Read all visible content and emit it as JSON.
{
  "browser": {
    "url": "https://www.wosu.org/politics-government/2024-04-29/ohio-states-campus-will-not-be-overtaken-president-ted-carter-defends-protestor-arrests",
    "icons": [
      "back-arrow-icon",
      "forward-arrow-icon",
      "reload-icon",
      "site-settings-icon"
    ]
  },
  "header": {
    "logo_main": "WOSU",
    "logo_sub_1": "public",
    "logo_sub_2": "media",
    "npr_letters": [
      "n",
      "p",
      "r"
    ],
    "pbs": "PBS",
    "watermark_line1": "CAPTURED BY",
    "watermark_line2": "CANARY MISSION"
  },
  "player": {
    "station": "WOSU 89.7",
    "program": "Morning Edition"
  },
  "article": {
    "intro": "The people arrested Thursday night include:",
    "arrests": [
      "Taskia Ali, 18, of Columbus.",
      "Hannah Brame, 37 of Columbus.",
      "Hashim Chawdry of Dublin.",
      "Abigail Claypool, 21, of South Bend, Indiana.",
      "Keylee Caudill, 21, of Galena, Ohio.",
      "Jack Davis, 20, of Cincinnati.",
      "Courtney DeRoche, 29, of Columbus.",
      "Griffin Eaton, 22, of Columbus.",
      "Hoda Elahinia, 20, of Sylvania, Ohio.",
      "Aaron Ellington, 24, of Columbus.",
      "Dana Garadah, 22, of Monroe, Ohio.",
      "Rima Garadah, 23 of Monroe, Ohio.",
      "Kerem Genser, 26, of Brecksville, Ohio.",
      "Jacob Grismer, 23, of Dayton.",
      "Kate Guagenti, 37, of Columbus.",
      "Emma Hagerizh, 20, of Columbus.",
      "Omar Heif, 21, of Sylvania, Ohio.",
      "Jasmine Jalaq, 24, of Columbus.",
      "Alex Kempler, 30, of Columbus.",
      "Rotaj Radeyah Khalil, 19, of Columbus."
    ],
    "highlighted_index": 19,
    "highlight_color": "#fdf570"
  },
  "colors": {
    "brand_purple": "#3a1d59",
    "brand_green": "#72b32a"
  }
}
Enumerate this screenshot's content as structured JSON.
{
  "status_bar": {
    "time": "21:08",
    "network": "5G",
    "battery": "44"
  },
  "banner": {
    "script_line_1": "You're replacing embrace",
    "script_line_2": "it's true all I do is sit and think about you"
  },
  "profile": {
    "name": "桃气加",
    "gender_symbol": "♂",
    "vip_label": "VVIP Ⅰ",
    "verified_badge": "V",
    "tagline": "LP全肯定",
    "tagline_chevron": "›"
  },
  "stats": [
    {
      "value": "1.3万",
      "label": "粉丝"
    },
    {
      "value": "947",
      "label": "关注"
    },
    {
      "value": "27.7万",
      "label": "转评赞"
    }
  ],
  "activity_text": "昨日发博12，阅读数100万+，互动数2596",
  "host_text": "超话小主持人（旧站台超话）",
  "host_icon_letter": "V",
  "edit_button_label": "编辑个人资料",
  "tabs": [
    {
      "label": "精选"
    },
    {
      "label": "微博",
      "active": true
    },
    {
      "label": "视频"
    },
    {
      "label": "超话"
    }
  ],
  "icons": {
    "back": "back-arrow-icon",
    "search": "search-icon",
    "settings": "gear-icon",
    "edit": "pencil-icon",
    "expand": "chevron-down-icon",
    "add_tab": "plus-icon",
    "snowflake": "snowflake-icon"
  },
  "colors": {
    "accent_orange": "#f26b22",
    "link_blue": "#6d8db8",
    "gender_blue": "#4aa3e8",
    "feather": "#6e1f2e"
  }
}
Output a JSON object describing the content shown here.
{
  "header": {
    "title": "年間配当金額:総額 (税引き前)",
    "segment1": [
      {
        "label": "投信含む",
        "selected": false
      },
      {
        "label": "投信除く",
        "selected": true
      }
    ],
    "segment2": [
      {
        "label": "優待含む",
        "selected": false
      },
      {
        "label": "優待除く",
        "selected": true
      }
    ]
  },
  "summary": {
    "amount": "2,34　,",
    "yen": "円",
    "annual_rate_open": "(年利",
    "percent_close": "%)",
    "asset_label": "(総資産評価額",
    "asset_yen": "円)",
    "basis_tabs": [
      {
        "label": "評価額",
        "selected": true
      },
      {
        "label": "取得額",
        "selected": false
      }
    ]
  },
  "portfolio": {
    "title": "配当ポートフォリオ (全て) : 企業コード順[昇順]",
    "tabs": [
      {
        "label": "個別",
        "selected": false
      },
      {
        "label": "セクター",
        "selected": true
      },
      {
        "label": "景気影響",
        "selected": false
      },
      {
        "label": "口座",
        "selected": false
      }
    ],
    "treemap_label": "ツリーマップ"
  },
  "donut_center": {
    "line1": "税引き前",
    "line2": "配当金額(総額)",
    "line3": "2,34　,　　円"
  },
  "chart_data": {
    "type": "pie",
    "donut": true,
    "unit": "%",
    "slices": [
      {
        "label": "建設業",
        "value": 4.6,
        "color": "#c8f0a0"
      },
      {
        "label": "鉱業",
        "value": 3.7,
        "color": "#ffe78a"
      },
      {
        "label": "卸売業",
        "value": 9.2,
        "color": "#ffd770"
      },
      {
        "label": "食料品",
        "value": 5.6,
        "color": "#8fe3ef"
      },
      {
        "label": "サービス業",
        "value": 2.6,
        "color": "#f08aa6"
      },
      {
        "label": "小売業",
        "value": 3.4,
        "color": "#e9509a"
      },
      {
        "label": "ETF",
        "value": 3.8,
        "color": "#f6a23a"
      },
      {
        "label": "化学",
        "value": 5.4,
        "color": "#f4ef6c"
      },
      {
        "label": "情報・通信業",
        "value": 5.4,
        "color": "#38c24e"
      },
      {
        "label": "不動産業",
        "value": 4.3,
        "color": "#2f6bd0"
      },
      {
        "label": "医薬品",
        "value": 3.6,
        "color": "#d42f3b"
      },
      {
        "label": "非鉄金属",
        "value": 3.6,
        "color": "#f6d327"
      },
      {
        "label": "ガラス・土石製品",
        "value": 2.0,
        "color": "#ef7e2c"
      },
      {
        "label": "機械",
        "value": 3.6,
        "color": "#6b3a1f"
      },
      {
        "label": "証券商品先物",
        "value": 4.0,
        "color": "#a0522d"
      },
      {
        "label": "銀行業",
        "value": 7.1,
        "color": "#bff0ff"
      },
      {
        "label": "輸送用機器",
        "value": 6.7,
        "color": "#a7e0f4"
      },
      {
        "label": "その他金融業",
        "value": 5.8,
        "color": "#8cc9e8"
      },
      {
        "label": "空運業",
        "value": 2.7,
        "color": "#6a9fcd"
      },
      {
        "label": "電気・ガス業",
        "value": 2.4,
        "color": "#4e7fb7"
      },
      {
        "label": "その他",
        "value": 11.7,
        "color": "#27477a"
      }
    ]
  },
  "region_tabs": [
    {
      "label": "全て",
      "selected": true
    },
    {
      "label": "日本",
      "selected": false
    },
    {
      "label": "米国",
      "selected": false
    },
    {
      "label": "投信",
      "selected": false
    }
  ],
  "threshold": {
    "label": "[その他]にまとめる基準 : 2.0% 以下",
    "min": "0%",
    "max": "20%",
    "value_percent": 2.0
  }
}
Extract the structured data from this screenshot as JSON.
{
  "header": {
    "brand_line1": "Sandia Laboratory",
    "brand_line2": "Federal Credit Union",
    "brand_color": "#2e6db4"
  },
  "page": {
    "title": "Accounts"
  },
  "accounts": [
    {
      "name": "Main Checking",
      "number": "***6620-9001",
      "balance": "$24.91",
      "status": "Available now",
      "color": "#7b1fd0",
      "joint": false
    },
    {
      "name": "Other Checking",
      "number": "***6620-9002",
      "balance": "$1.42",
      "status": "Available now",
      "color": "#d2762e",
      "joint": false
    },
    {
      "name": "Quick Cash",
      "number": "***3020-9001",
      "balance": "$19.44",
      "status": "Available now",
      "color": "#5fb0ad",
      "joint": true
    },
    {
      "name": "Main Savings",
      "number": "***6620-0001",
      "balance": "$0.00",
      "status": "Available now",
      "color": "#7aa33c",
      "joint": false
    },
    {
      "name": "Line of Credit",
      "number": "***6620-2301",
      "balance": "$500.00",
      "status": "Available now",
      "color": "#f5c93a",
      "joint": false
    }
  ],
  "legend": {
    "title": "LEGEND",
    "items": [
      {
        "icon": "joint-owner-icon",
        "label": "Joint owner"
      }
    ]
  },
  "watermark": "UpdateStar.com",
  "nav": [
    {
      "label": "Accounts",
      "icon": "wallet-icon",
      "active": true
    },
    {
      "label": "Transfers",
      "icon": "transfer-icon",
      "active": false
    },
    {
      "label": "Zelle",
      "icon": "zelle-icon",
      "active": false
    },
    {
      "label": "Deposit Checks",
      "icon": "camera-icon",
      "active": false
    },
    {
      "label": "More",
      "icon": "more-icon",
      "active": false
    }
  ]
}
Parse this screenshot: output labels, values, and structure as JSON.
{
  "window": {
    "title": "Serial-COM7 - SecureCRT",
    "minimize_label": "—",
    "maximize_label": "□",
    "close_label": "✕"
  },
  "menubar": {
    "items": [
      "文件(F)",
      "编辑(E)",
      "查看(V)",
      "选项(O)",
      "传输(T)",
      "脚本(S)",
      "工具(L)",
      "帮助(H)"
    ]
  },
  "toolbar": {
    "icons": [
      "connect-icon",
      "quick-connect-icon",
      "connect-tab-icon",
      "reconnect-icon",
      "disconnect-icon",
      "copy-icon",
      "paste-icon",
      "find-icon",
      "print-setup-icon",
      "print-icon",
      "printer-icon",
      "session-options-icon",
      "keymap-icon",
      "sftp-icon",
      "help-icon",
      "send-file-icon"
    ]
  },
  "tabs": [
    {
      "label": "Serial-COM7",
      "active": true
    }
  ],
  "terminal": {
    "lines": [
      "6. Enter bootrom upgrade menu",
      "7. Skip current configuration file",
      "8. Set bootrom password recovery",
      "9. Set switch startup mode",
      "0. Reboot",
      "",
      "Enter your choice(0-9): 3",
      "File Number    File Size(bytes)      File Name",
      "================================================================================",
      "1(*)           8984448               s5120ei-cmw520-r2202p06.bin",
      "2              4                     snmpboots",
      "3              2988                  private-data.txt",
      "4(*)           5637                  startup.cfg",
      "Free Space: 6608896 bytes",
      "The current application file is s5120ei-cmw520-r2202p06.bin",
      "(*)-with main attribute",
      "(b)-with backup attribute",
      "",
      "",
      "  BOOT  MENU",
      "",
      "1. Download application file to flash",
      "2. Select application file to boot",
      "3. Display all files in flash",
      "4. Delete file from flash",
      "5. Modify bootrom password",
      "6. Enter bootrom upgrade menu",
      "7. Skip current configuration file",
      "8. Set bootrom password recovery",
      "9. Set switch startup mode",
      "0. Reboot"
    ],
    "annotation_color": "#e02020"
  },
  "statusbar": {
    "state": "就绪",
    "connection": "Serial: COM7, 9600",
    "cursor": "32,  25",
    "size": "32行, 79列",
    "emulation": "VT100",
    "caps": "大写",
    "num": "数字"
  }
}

[Your task] Pull out every line of the records that includes the string "flash".

[Complete response]
      "1. Download application file to flash",
      "3. Display all files in flash",
      "4. Delete file from flash",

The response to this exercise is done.